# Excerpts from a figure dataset
-- Start --

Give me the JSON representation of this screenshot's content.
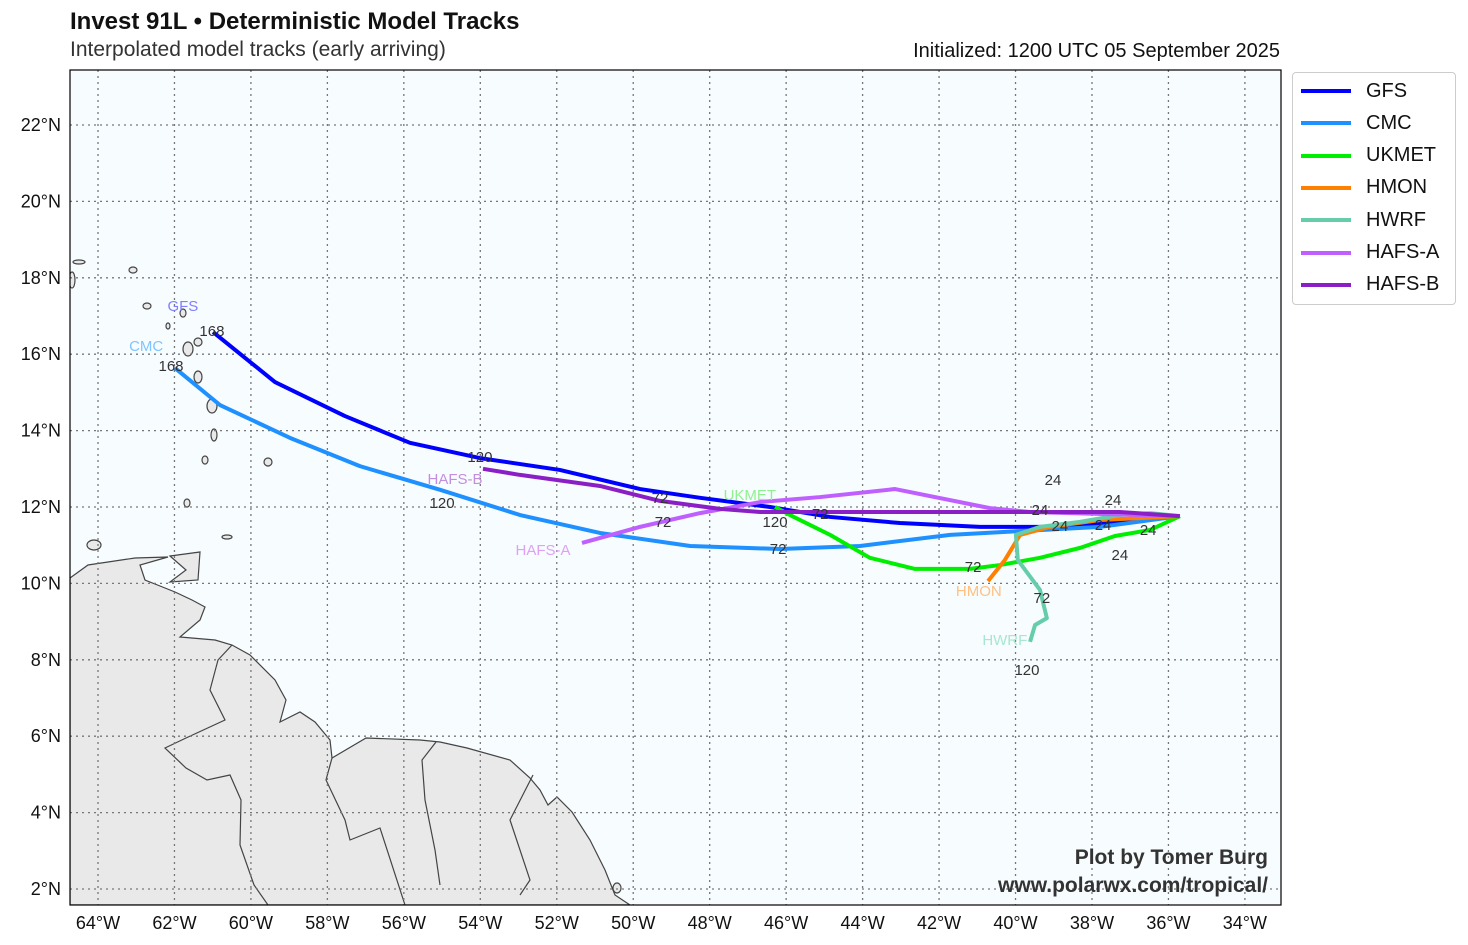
{
  "header": {
    "title": "Invest 91L • Deterministic Model Tracks",
    "subtitle": "Interpolated model tracks (early arriving)",
    "initialized": "Initialized: 1200 UTC 05 September 2025"
  },
  "credit": {
    "line1": "Plot by Tomer Burg",
    "line2": "www.polarwx.com/tropical/"
  },
  "chart_data": {
    "type": "line",
    "title": "Invest 91L • Deterministic Model Tracks",
    "xlim": [
      -64.73,
      -33.05
    ],
    "ylim": [
      1.58,
      23.44
    ],
    "grid": true,
    "legend_position": "outside-top-right",
    "x_ticks": [
      {
        "v": -64,
        "t": "64°W"
      },
      {
        "v": -62,
        "t": "62°W"
      },
      {
        "v": -60,
        "t": "60°W"
      },
      {
        "v": -58,
        "t": "58°W"
      },
      {
        "v": -56,
        "t": "56°W"
      },
      {
        "v": -54,
        "t": "54°W"
      },
      {
        "v": -52,
        "t": "52°W"
      },
      {
        "v": -50,
        "t": "50°W"
      },
      {
        "v": -48,
        "t": "48°W"
      },
      {
        "v": -46,
        "t": "46°W"
      },
      {
        "v": -44,
        "t": "44°W"
      },
      {
        "v": -42,
        "t": "42°W"
      },
      {
        "v": -40,
        "t": "40°W"
      },
      {
        "v": -38,
        "t": "38°W"
      },
      {
        "v": -36,
        "t": "36°W"
      },
      {
        "v": -34,
        "t": "34°W"
      }
    ],
    "y_ticks": [
      {
        "v": 2,
        "t": "2°N"
      },
      {
        "v": 4,
        "t": "4°N"
      },
      {
        "v": 6,
        "t": "6°N"
      },
      {
        "v": 8,
        "t": "8°N"
      },
      {
        "v": 10,
        "t": "10°N"
      },
      {
        "v": 12,
        "t": "12°N"
      },
      {
        "v": 14,
        "t": "14°N"
      },
      {
        "v": 16,
        "t": "16°N"
      },
      {
        "v": 18,
        "t": "18°N"
      },
      {
        "v": 20,
        "t": "20°N"
      },
      {
        "v": 22,
        "t": "22°N"
      }
    ],
    "series": [
      {
        "name": "GFS",
        "color": "#0000ff",
        "points": [
          [
            -60.99,
            16.58
          ],
          [
            -59.37,
            15.27
          ],
          [
            -57.54,
            14.38
          ],
          [
            -55.84,
            13.68
          ],
          [
            -54.01,
            13.28
          ],
          [
            -51.92,
            12.97
          ],
          [
            -49.82,
            12.47
          ],
          [
            -48.25,
            12.24
          ],
          [
            -46.42,
            12.0
          ],
          [
            -44.85,
            11.74
          ],
          [
            -43.02,
            11.58
          ],
          [
            -40.93,
            11.48
          ],
          [
            -38.84,
            11.48
          ],
          [
            -35.7,
            11.76
          ]
        ]
      },
      {
        "name": "CMC",
        "color": "#1e90ff",
        "points": [
          [
            -61.99,
            15.64
          ],
          [
            -60.81,
            14.67
          ],
          [
            -58.98,
            13.81
          ],
          [
            -57.15,
            13.07
          ],
          [
            -55.05,
            12.45
          ],
          [
            -52.96,
            11.79
          ],
          [
            -50.87,
            11.32
          ],
          [
            -48.51,
            10.98
          ],
          [
            -46.16,
            10.9
          ],
          [
            -44.07,
            10.98
          ],
          [
            -41.71,
            11.27
          ],
          [
            -39.88,
            11.37
          ],
          [
            -37.79,
            11.48
          ],
          [
            -35.7,
            11.76
          ]
        ]
      },
      {
        "name": "UKMET",
        "color": "#00ee00",
        "points": [
          [
            -46.29,
            12.0
          ],
          [
            -45.9,
            11.79
          ],
          [
            -44.85,
            11.27
          ],
          [
            -43.81,
            10.67
          ],
          [
            -42.63,
            10.38
          ],
          [
            -41.19,
            10.38
          ],
          [
            -40.41,
            10.48
          ],
          [
            -39.36,
            10.67
          ],
          [
            -38.31,
            10.93
          ],
          [
            -37.4,
            11.24
          ],
          [
            -36.48,
            11.4
          ],
          [
            -35.7,
            11.76
          ]
        ]
      },
      {
        "name": "HMON",
        "color": "#ff8000",
        "points": [
          [
            -40.72,
            10.06
          ],
          [
            -40.28,
            10.61
          ],
          [
            -39.88,
            11.27
          ],
          [
            -39.1,
            11.48
          ],
          [
            -37.79,
            11.66
          ],
          [
            -35.7,
            11.76
          ]
        ]
      },
      {
        "name": "HWRF",
        "color": "#66cdaa",
        "points": [
          [
            -39.62,
            8.47
          ],
          [
            -39.49,
            8.91
          ],
          [
            -39.18,
            9.09
          ],
          [
            -39.36,
            9.83
          ],
          [
            -39.94,
            10.61
          ],
          [
            -39.99,
            11.27
          ],
          [
            -39.36,
            11.48
          ],
          [
            -38.31,
            11.61
          ],
          [
            -37.27,
            11.79
          ],
          [
            -36.48,
            11.84
          ],
          [
            -35.7,
            11.76
          ]
        ]
      },
      {
        "name": "HAFS-A",
        "color": "#bf5fff",
        "points": [
          [
            -51.34,
            11.06
          ],
          [
            -49.82,
            11.48
          ],
          [
            -48.25,
            11.84
          ],
          [
            -46.68,
            12.13
          ],
          [
            -45.11,
            12.26
          ],
          [
            -43.15,
            12.47
          ],
          [
            -40.67,
            11.97
          ],
          [
            -39.62,
            11.87
          ],
          [
            -35.7,
            11.76
          ]
        ]
      },
      {
        "name": "HAFS-B",
        "color": "#8b1fc6",
        "points": [
          [
            -53.93,
            13.0
          ],
          [
            -52.96,
            12.84
          ],
          [
            -50.87,
            12.55
          ],
          [
            -49.3,
            12.16
          ],
          [
            -47.73,
            11.95
          ],
          [
            -46.68,
            11.87
          ],
          [
            -44.85,
            11.87
          ],
          [
            -40.41,
            11.87
          ],
          [
            -37.27,
            11.87
          ],
          [
            -35.7,
            11.76
          ]
        ]
      }
    ],
    "labels": [
      {
        "t": "GFS",
        "lon": -61.78,
        "lat": 17.26,
        "c": "#8080ff"
      },
      {
        "t": "168",
        "lon": -61.02,
        "lat": 16.61,
        "c": "#333"
      },
      {
        "t": "CMC",
        "lon": -62.74,
        "lat": 16.21,
        "c": "#80c4ff"
      },
      {
        "t": "168",
        "lon": -62.09,
        "lat": 15.69,
        "c": "#333"
      },
      {
        "t": "120",
        "lon": -54.01,
        "lat": 13.31,
        "c": "#333"
      },
      {
        "t": "HAFS-B",
        "lon": -54.66,
        "lat": 13.13,
        "c": "#c48ede"
      },
      {
        "t": "120",
        "lon": -55.0,
        "lat": 12.5,
        "c": "#333"
      },
      {
        "t": "HAFS-A",
        "lon": -52.36,
        "lat": 10.87,
        "c": "#e0a0f5"
      },
      {
        "t": "UKMET",
        "lon": -46.95,
        "lat": 12.31,
        "c": "#90f090"
      },
      {
        "t": "120",
        "lon": -46.29,
        "lat": 12.0,
        "c": "#333"
      },
      {
        "t": "72",
        "lon": -49.3,
        "lat": 12.24,
        "c": "#333"
      },
      {
        "t": "72",
        "lon": -49.22,
        "lat": 11.61,
        "c": "#333"
      },
      {
        "t": "72",
        "lon": -45.11,
        "lat": 11.82,
        "c": "#333"
      },
      {
        "t": "72",
        "lon": -46.21,
        "lat": 10.9,
        "c": "#333"
      },
      {
        "t": "72",
        "lon": -41.11,
        "lat": 10.43,
        "c": "#333"
      },
      {
        "t": "HMON",
        "lon": -40.96,
        "lat": 9.8,
        "c": "#ffc080"
      },
      {
        "t": "72",
        "lon": -39.31,
        "lat": 9.62,
        "c": "#333"
      },
      {
        "t": "HWRF",
        "lon": -40.28,
        "lat": 8.52,
        "c": "#a8e6d0"
      },
      {
        "t": "120",
        "lon": -39.7,
        "lat": 8.52,
        "c": "#333"
      },
      {
        "t": "24",
        "lon": -39.36,
        "lat": 11.92,
        "c": "#333"
      },
      {
        "t": "24",
        "lon": -39.02,
        "lat": 11.92,
        "c": "#333"
      },
      {
        "t": "24",
        "lon": -38.84,
        "lat": 11.5,
        "c": "#333"
      },
      {
        "t": "24",
        "lon": -37.71,
        "lat": 11.53,
        "c": "#333"
      },
      {
        "t": "24",
        "lon": -37.45,
        "lat": 11.79,
        "c": "#333"
      },
      {
        "t": "24",
        "lon": -37.27,
        "lat": 11.53,
        "c": "#333"
      },
      {
        "t": "24",
        "lon": -36.53,
        "lat": 11.4,
        "c": "#333"
      }
    ]
  }
}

-- End --

# Task prompt
Find each line holding the word "HAFS" and copy it.

# Task solution
        "name": "HAFS-A",
        "name": "HAFS-B",
        "t": "HAFS-B",
        "t": "HAFS-A",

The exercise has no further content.